■ **Aim of the task**:
Return the entries below verbatim. Pictures stay out.

## Start Task inputs

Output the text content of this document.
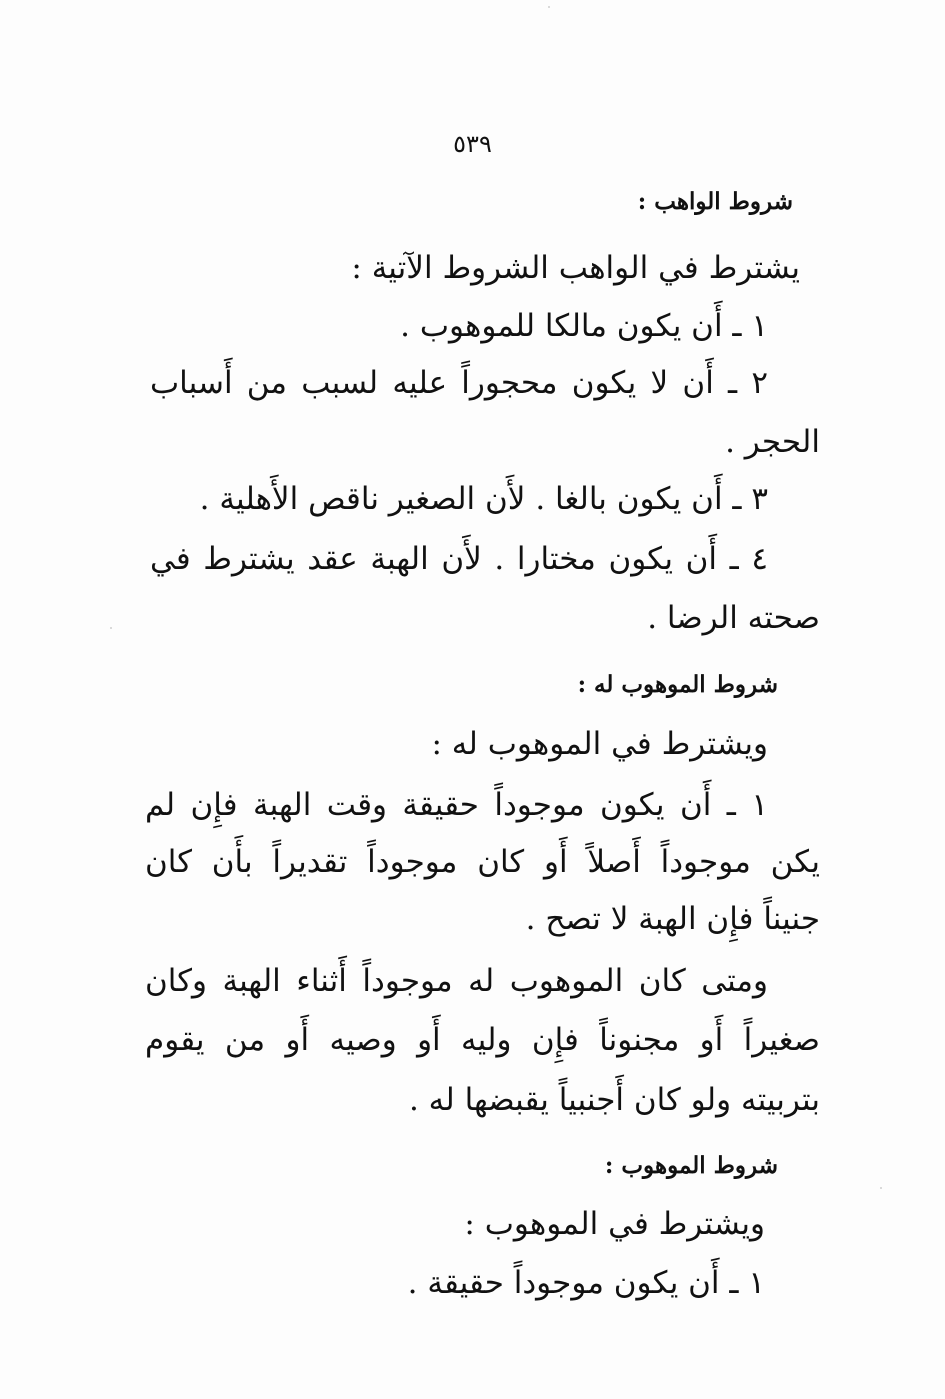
٥٣٩
شروط الواهب :
يشترط في الواهب الشروط الآتية :
١ ـ أَن يكون مالكا للموهوب .
٢ ـ أَن لا يكون محجوراً عليه لسبب من أَسباب
الحجر .
٣ ـ أَن يكون بالغا . لأَن الصغير ناقص الأَهلية .
٤ ـ أَن يكون مختارا . لأَن الهبة عقد يشترط في
صحته الرضا .
شروط الموهوب له :
ويشترط في الموهوب له :
١ ـ أَن يكون موجوداً حقيقة وقت الهبة فإِن لم
يكن موجوداً أَصلاً أَو كان موجوداً تقديراً بأَن كان
جنيناً فإِن الهبة لا تصح .
ومتى كان الموهوب له موجوداً أَثناء الهبة وكان
صغيراً أَو مجنوناً فإِن وليه أَو وصيه أَو من يقوم
بتربيته ولو كان أَجنبياً يقبضها له .
شروط الموهوب :
ويشترط في الموهوب :
١ ـ أَن يكون موجوداً حقيقة .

## End Task inputs

■ **Reply**:
Output the text content of this document.
٥٣٩
شروط الواهب :
يشترط في الواهب الشروط الآتية :
١ ـ أَن يكون مالكا للموهوب .
٢ ـ أَن لا يكون محجوراً عليه لسبب من أَسباب
الحجر .
٣ ـ أَن يكون بالغا . لأَن الصغير ناقص الأَهلية .
٤ ـ أَن يكون مختارا . لأَن الهبة عقد يشترط في
صحته الرضا .
شروط الموهوب له :
ويشترط في الموهوب له :
١ ـ أَن يكون موجوداً حقيقة وقت الهبة فإِن لم
يكن موجوداً أَصلاً أَو كان موجوداً تقديراً بأَن كان
جنيناً فإِن الهبة لا تصح .
ومتى كان الموهوب له موجوداً أَثناء الهبة وكان
صغيراً أَو مجنوناً فإِن وليه أَو وصيه أَو من يقوم
بتربيته ولو كان أَجنبياً يقبضها له .
شروط الموهوب :
ويشترط في الموهوب :
١ ـ أَن يكون موجوداً حقيقة .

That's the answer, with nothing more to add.